◆ Problem to work on:
Output every entry exactly, from the first line to the last.

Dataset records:
- - - - - - -

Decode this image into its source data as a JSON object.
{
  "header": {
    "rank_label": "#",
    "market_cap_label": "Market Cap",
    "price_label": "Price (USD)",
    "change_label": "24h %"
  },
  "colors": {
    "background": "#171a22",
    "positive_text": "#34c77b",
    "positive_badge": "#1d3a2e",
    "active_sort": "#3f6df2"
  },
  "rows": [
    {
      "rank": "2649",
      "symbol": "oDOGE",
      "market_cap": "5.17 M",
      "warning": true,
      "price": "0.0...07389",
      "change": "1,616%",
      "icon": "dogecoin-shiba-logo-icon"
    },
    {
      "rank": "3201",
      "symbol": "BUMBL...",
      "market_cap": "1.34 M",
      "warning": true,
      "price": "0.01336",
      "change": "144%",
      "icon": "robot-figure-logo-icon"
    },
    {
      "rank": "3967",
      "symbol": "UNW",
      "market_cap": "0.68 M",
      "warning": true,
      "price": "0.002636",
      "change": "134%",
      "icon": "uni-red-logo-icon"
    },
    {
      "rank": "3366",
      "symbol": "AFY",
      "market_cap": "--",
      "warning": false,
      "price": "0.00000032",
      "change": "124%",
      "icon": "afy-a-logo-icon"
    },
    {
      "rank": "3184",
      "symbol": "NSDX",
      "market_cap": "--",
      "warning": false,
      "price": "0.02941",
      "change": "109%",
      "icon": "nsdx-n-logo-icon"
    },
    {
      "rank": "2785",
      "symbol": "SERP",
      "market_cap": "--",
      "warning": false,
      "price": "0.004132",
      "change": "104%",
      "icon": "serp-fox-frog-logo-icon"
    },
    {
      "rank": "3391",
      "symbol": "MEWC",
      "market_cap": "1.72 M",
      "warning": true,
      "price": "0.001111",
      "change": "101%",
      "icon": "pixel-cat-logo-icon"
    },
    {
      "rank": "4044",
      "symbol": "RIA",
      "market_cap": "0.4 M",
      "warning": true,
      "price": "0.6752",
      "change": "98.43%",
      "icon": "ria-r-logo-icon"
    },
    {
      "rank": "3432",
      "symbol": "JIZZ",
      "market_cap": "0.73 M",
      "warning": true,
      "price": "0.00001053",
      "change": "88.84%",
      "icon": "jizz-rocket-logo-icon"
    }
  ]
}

- - - - - - -

◆ Solution:
Decode this image into its source data as a JSON object.
{
  "header": {
    "rank_label": "#",
    "market_cap_label": "Market Cap",
    "price_label": "Price (USD)",
    "change_label": "24h %"
  },
  "colors": {
    "background": "#171a22",
    "positive_text": "#34c77b",
    "positive_badge": "#1d3a2e",
    "active_sort": "#3f6df2"
  },
  "rows": [
    {
      "rank": "2649",
      "symbol": "oDOGE",
      "market_cap": "5.17 M",
      "warning": true,
      "price": "0.0...07389",
      "change": "1,616%",
      "icon": "dogecoin-shiba-logo-icon"
    },
    {
      "rank": "3201",
      "symbol": "BUMBL...",
      "market_cap": "1.34 M",
      "warning": true,
      "price": "0.01336",
      "change": "144%",
      "icon": "robot-figure-logo-icon"
    },
    {
      "rank": "3967",
      "symbol": "UNW",
      "market_cap": "0.68 M",
      "warning": true,
      "price": "0.002636",
      "change": "134%",
      "icon": "uni-red-logo-icon"
    },
    {
      "rank": "3366",
      "symbol": "AFY",
      "market_cap": "--",
      "warning": false,
      "price": "0.00000032",
      "change": "124%",
      "icon": "afy-a-logo-icon"
    },
    {
      "rank": "3184",
      "symbol": "NSDX",
      "market_cap": "--",
      "warning": false,
      "price": "0.02941",
      "change": "109%",
      "icon": "nsdx-n-logo-icon"
    },
    {
      "rank": "2785",
      "symbol": "SERP",
      "market_cap": "--",
      "warning": false,
      "price": "0.004132",
      "change": "104%",
      "icon": "serp-fox-frog-logo-icon"
    },
    {
      "rank": "3391",
      "symbol": "MEWC",
      "market_cap": "1.72 M",
      "warning": true,
      "price": "0.001111",
      "change": "101%",
      "icon": "pixel-cat-logo-icon"
    },
    {
      "rank": "4044",
      "symbol": "RIA",
      "market_cap": "0.4 M",
      "warning": true,
      "price": "0.6752",
      "change": "98.43%",
      "icon": "ria-r-logo-icon"
    },
    {
      "rank": "3432",
      "symbol": "JIZZ",
      "market_cap": "0.73 M",
      "warning": true,
      "price": "0.00001053",
      "change": "88.84%",
      "icon": "jizz-rocket-logo-icon"
    }
  ]
}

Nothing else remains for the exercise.